● **What this task involves**: Repeat, line for line, the entries printed below.

[Data listing]
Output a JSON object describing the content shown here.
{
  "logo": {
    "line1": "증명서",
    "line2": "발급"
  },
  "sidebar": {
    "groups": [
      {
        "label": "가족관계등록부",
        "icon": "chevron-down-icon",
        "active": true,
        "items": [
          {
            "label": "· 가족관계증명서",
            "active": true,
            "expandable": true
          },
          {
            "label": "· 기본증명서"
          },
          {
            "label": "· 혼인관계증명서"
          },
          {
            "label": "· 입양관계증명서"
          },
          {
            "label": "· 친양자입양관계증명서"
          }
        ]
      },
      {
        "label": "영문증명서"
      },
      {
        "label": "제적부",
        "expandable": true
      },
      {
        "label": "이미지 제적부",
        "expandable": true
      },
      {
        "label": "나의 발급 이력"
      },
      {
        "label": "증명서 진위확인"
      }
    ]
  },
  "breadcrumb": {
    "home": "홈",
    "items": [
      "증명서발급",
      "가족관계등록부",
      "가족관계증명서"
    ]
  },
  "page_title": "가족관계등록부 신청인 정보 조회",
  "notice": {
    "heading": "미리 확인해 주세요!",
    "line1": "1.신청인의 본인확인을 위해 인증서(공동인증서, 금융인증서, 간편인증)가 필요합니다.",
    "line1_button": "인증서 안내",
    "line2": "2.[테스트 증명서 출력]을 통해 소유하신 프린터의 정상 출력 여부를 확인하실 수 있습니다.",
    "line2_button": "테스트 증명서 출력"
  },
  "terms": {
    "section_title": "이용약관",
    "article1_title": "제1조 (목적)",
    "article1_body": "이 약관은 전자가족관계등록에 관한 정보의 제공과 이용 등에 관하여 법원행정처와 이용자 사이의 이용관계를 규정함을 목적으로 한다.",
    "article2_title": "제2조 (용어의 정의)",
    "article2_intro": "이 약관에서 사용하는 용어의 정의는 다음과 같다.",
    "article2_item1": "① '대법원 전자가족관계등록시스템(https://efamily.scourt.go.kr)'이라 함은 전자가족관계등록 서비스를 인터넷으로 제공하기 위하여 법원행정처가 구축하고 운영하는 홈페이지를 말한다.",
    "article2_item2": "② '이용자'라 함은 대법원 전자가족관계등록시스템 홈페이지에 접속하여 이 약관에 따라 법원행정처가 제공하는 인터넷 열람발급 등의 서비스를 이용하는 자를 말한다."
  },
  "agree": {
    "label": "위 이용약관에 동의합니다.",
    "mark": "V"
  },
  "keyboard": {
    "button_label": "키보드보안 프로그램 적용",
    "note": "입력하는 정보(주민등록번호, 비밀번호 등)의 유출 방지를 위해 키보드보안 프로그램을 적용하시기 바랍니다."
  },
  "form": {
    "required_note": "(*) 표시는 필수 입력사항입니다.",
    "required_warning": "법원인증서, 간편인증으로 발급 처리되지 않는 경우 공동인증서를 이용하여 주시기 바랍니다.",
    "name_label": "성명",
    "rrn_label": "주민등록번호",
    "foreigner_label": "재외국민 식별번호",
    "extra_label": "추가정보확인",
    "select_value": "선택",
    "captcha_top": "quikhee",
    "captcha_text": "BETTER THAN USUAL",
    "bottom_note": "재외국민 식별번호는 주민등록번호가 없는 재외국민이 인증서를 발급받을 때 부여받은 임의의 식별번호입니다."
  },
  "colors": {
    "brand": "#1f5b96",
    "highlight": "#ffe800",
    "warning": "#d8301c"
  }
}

● **Exercise answer**:
Output a JSON object describing the content shown here.
{
  "logo": {
    "line1": "증명서",
    "line2": "발급"
  },
  "sidebar": {
    "groups": [
      {
        "label": "가족관계등록부",
        "icon": "chevron-down-icon",
        "active": true,
        "items": [
          {
            "label": "· 가족관계증명서",
            "active": true,
            "expandable": true
          },
          {
            "label": "· 기본증명서"
          },
          {
            "label": "· 혼인관계증명서"
          },
          {
            "label": "· 입양관계증명서"
          },
          {
            "label": "· 친양자입양관계증명서"
          }
        ]
      },
      {
        "label": "영문증명서"
      },
      {
        "label": "제적부",
        "expandable": true
      },
      {
        "label": "이미지 제적부",
        "expandable": true
      },
      {
        "label": "나의 발급 이력"
      },
      {
        "label": "증명서 진위확인"
      }
    ]
  },
  "breadcrumb": {
    "home": "홈",
    "items": [
      "증명서발급",
      "가족관계등록부",
      "가족관계증명서"
    ]
  },
  "page_title": "가족관계등록부 신청인 정보 조회",
  "notice": {
    "heading": "미리 확인해 주세요!",
    "line1": "1.신청인의 본인확인을 위해 인증서(공동인증서, 금융인증서, 간편인증)가 필요합니다.",
    "line1_button": "인증서 안내",
    "line2": "2.[테스트 증명서 출력]을 통해 소유하신 프린터의 정상 출력 여부를 확인하실 수 있습니다.",
    "line2_button": "테스트 증명서 출력"
  },
  "terms": {
    "section_title": "이용약관",
    "article1_title": "제1조 (목적)",
    "article1_body": "이 약관은 전자가족관계등록에 관한 정보의 제공과 이용 등에 관하여 법원행정처와 이용자 사이의 이용관계를 규정함을 목적으로 한다.",
    "article2_title": "제2조 (용어의 정의)",
    "article2_intro": "이 약관에서 사용하는 용어의 정의는 다음과 같다.",
    "article2_item1": "① '대법원 전자가족관계등록시스템(https://efamily.scourt.go.kr)'이라 함은 전자가족관계등록 서비스를 인터넷으로 제공하기 위하여 법원행정처가 구축하고 운영하는 홈페이지를 말한다.",
    "article2_item2": "② '이용자'라 함은 대법원 전자가족관계등록시스템 홈페이지에 접속하여 이 약관에 따라 법원행정처가 제공하는 인터넷 열람발급 등의 서비스를 이용하는 자를 말한다."
  },
  "agree": {
    "label": "위 이용약관에 동의합니다.",
    "mark": "V"
  },
  "keyboard": {
    "button_label": "키보드보안 프로그램 적용",
    "note": "입력하는 정보(주민등록번호, 비밀번호 등)의 유출 방지를 위해 키보드보안 프로그램을 적용하시기 바랍니다."
  },
  "form": {
    "required_note": "(*) 표시는 필수 입력사항입니다.",
    "required_warning": "법원인증서, 간편인증으로 발급 처리되지 않는 경우 공동인증서를 이용하여 주시기 바랍니다.",
    "name_label": "성명",
    "rrn_label": "주민등록번호",
    "foreigner_label": "재외국민 식별번호",
    "extra_label": "추가정보확인",
    "select_value": "선택",
    "captcha_top": "quikhee",
    "captcha_text": "BETTER THAN USUAL",
    "bottom_note": "재외국민 식별번호는 주민등록번호가 없는 재외국민이 인증서를 발급받을 때 부여받은 임의의 식별번호입니다."
  },
  "colors": {
    "brand": "#1f5b96",
    "highlight": "#ffe800",
    "warning": "#d8301c"
  }
}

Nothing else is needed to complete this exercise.